Directions:
Word for word, copy all the data and drop the pictures.

[Data entries]

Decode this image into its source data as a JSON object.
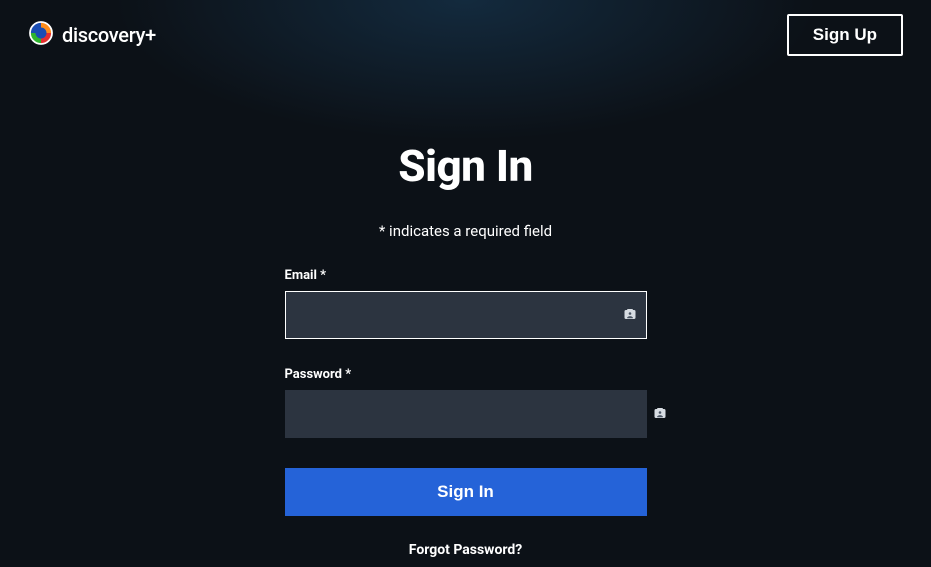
{
  "header": {
    "logo_text": "discovery+",
    "signup_label": "Sign Up"
  },
  "main": {
    "title": "Sign In",
    "required_note": "* indicates a required field",
    "email_label": "Email *",
    "password_label": "Password *",
    "signin_label": "Sign In",
    "forgot_label": "Forgot Password?"
  }
}
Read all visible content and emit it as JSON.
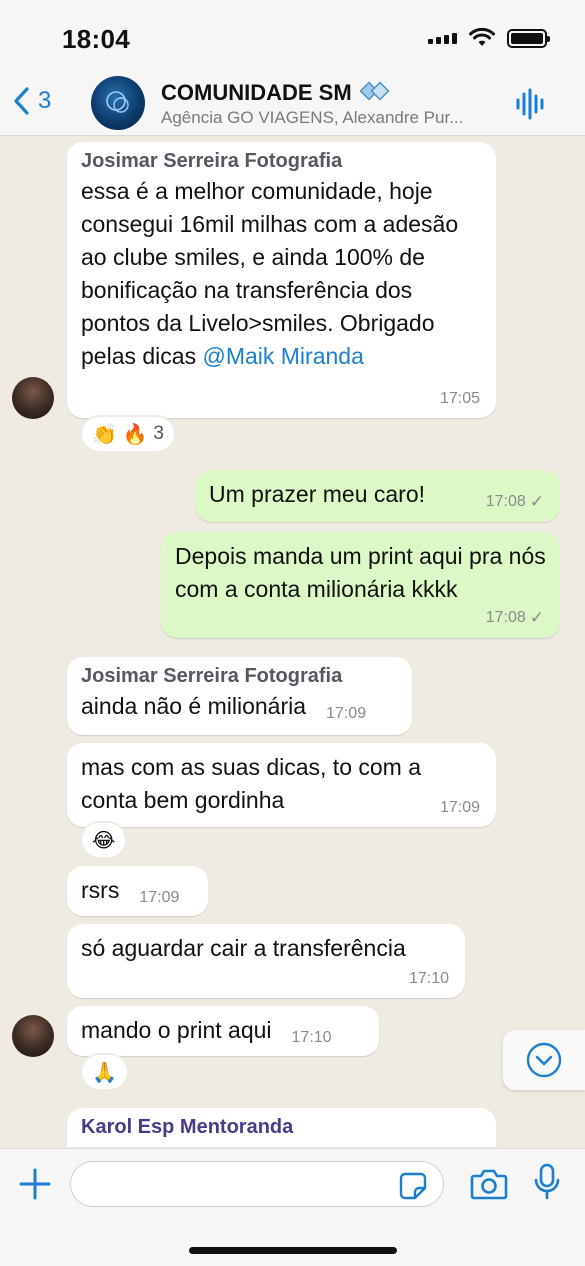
{
  "status_bar": {
    "time": "18:04"
  },
  "header": {
    "back_count": "3",
    "group_name": "COMUNIDADE SM",
    "members": "Agência GO VIAGENS, Alexandre Pur..."
  },
  "messages": [
    {
      "sender": "Josimar Serreira Fotografia",
      "text": "essa é a melhor comunidade, hoje consegui 16mil milhas com a adesão ao clube smiles, e ainda 100% de bonificação na transferência dos pontos da Livelo>smiles. Obrigado pelas dicas ",
      "mention": "@Maik Miranda",
      "time": "17:05",
      "reaction_emojis": "👏 🔥",
      "reaction_count": "3"
    },
    {
      "text": "Um prazer meu caro!",
      "time": "17:08",
      "check": "✓"
    },
    {
      "text": "Depois manda um print aqui pra nós com a conta milionária kkkk",
      "time": "17:08",
      "check": "✓"
    },
    {
      "sender": "Josimar Serreira Fotografia",
      "text": "ainda não é milionária",
      "time": "17:09"
    },
    {
      "text": "mas com as suas dicas, to com a conta bem gordinha",
      "time": "17:09",
      "reaction_emojis": "😂"
    },
    {
      "text": "rsrs",
      "time": "17:09"
    },
    {
      "text": "só aguardar cair a transferência",
      "time": "17:10"
    },
    {
      "text": "mando o print aqui",
      "time": "17:10",
      "reaction_emojis": "🙏"
    },
    {
      "sender": "Karol Esp Mentoranda"
    }
  ],
  "icons": {
    "back": "chevron-left-icon",
    "verified": "community-badge-icon",
    "audio": "audio-wave-icon",
    "scroll": "chevron-down-icon",
    "plus": "plus-icon",
    "sticker": "sticker-icon",
    "camera": "camera-icon",
    "mic": "microphone-icon"
  },
  "colors": {
    "accent": "#1b7fd1",
    "outgoing": "#dcf8c6",
    "background": "#efeae2"
  }
}
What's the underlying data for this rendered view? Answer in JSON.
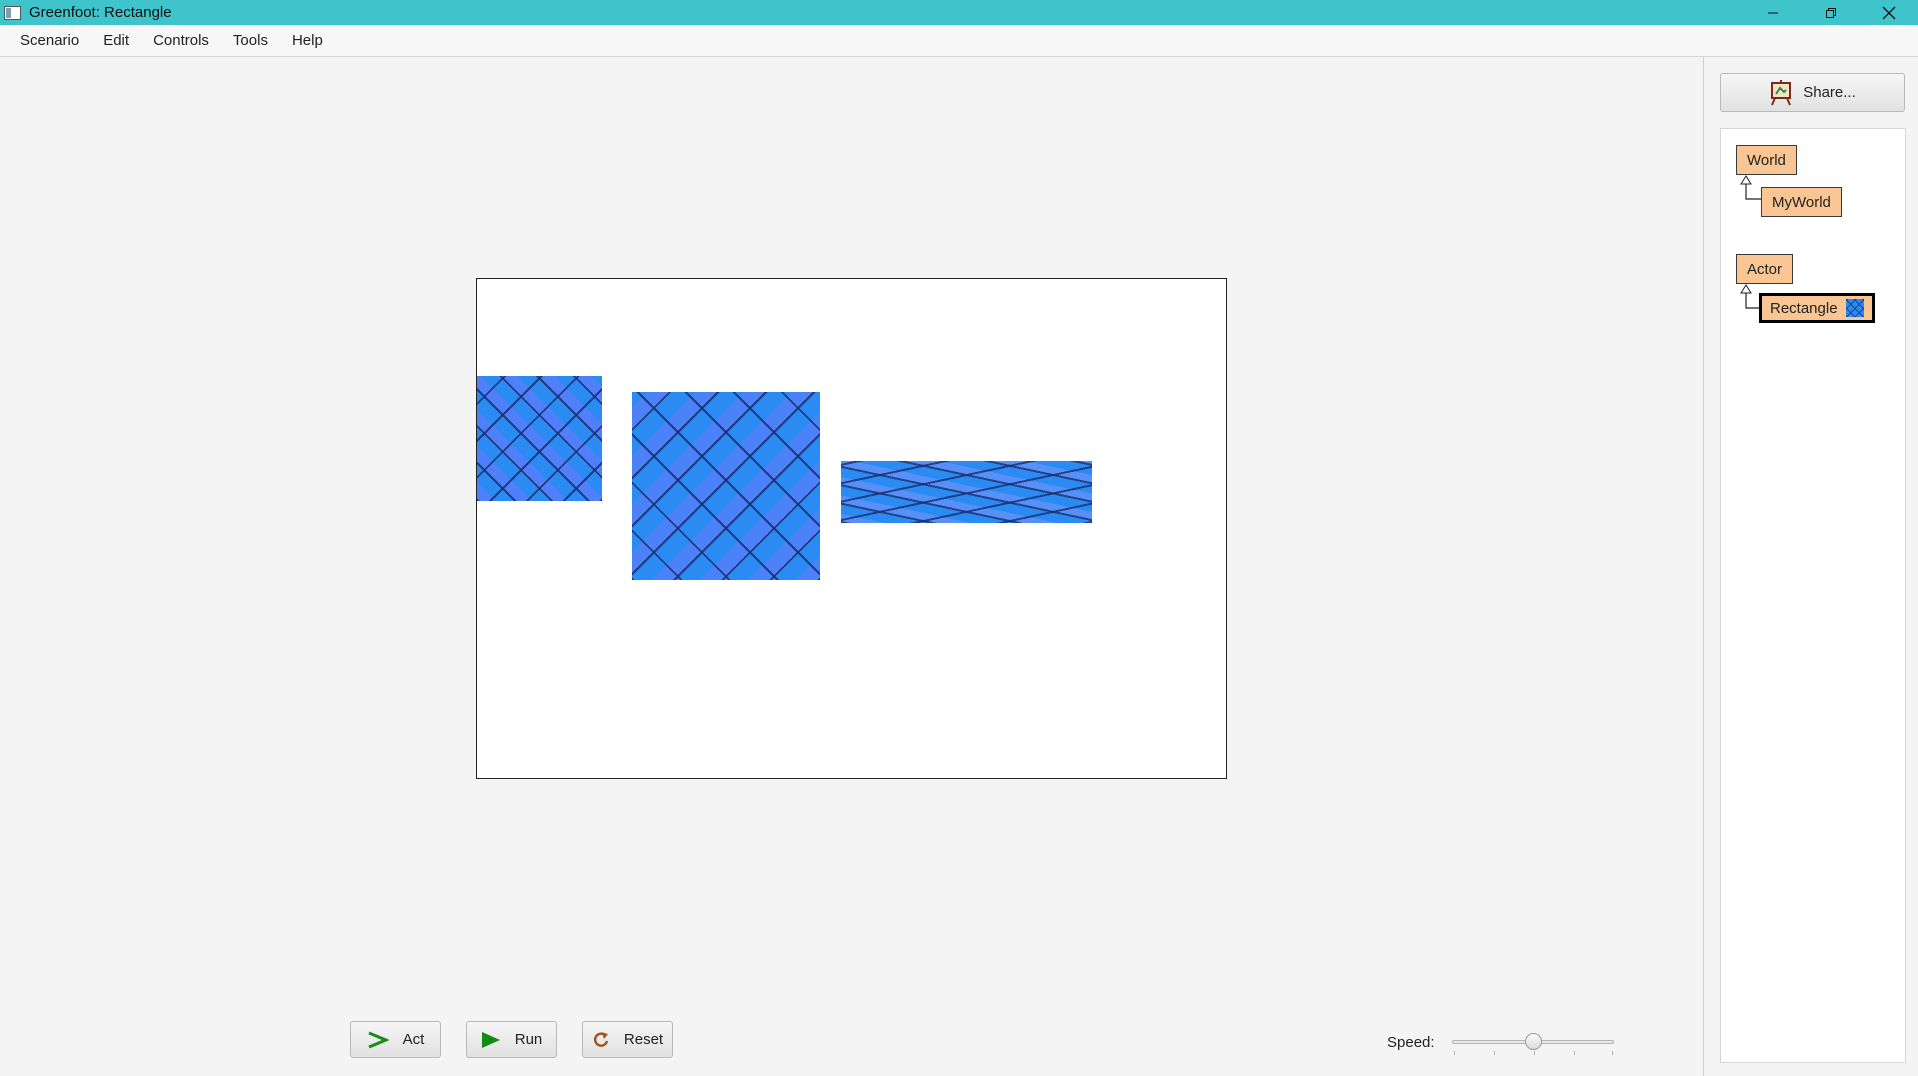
{
  "window": {
    "title": "Greenfoot: Rectangle",
    "controls": [
      "minimize-icon",
      "restore-icon",
      "close-icon"
    ],
    "titlebar_color": "#40c4cc"
  },
  "menu": {
    "items": [
      "Scenario",
      "Edit",
      "Controls",
      "Tools",
      "Help"
    ]
  },
  "world": {
    "background": "#ffffff",
    "actors": [
      {
        "name": "rectangle-actor-1",
        "fill": "#2a8bf2",
        "pattern": "diamond-plaid"
      },
      {
        "name": "rectangle-actor-2",
        "fill": "#2a8bf2",
        "pattern": "diamond-plaid"
      },
      {
        "name": "rectangle-actor-3",
        "fill": "#2a8bf2",
        "pattern": "diamond-plaid-stretched"
      }
    ]
  },
  "share": {
    "label": "Share...",
    "icon": "share-easel-icon"
  },
  "class_tree": {
    "world_class": "World",
    "world_subclass": "MyWorld",
    "actor_class": "Actor",
    "actor_subclass": "Rectangle",
    "selected": "Rectangle",
    "class_color": "#f9c592"
  },
  "controls": {
    "act_label": "Act",
    "run_label": "Run",
    "reset_label": "Reset",
    "speed_label": "Speed:",
    "speed_value": 0.5
  }
}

Answer for this exercise:
Decode this image into its source data as a JSON object.
{
  "header": {
    "logo_text": "discovery+",
    "signup_label": "Sign Up"
  },
  "main": {
    "title": "Sign In",
    "required_note": "* indicates a required field",
    "email_label": "Email *",
    "password_label": "Password *",
    "signin_label": "Sign In",
    "forgot_label": "Forgot Password?"
  }
}
Read all visible content and emit it as JSON.
{
  "status_bar": {
    "time": "18:04"
  },
  "header": {
    "back_count": "3",
    "group_name": "COMUNIDADE SM",
    "members": "Agência GO VIAGENS, Alexandre Pur..."
  },
  "messages": [
    {
      "sender": "Josimar Serreira Fotografia",
      "text": "essa é a melhor comunidade, hoje consegui 16mil milhas com a adesão ao clube smiles, e ainda 100% de bonificação na transferência dos pontos da Livelo>smiles. Obrigado pelas dicas ",
      "mention": "@Maik Miranda",
      "time": "17:05",
      "reaction_emojis": "👏 🔥",
      "reaction_count": "3"
    },
    {
      "text": "Um prazer meu caro!",
      "time": "17:08",
      "check": "✓"
    },
    {
      "text": "Depois manda um print aqui pra nós com a conta milionária kkkk",
      "time": "17:08",
      "check": "✓"
    },
    {
      "sender": "Josimar Serreira Fotografia",
      "text": "ainda não é milionária",
      "time": "17:09"
    },
    {
      "text": "mas com as suas dicas, to com a conta bem gordinha",
      "time": "17:09",
      "reaction_emojis": "😂"
    },
    {
      "text": "rsrs",
      "time": "17:09"
    },
    {
      "text": "só aguardar cair a transferência",
      "time": "17:10"
    },
    {
      "text": "mando o print aqui",
      "time": "17:10",
      "reaction_emojis": "🙏"
    },
    {
      "sender": "Karol Esp Mentoranda"
    }
  ],
  "icons": {
    "back": "chevron-left-icon",
    "verified": "community-badge-icon",
    "audio": "audio-wave-icon",
    "scroll": "chevron-down-icon",
    "plus": "plus-icon",
    "sticker": "sticker-icon",
    "camera": "camera-icon",
    "mic": "microphone-icon"
  },
  "colors": {
    "accent": "#1b7fd1",
    "outgoing": "#dcf8c6",
    "background": "#efeae2"
  }
}
What's the underlying data for this rendered view? Answer in JSON.
{
  "window": {
    "title": "Greenfoot: Rectangle",
    "controls": [
      "minimize-icon",
      "restore-icon",
      "close-icon"
    ],
    "titlebar_color": "#40c4cc"
  },
  "menu": {
    "items": [
      "Scenario",
      "Edit",
      "Controls",
      "Tools",
      "Help"
    ]
  },
  "world": {
    "background": "#ffffff",
    "actors": [
      {
        "name": "rectangle-actor-1",
        "fill": "#2a8bf2",
        "pattern": "diamond-plaid"
      },
      {
        "name": "rectangle-actor-2",
        "fill": "#2a8bf2",
        "pattern": "diamond-plaid"
      },
      {
        "name": "rectangle-actor-3",
        "fill": "#2a8bf2",
        "pattern": "diamond-plaid-stretched"
      }
    ]
  },
  "share": {
    "label": "Share...",
    "icon": "share-easel-icon"
  },
  "class_tree": {
    "world_class": "World",
    "world_subclass": "MyWorld",
    "actor_class": "Actor",
    "actor_subclass": "Rectangle",
    "selected": "Rectangle",
    "class_color": "#f9c592"
  },
  "controls": {
    "act_label": "Act",
    "run_label": "Run",
    "reset_label": "Reset",
    "speed_label": "Speed:",
    "speed_value": 0.5
  }
}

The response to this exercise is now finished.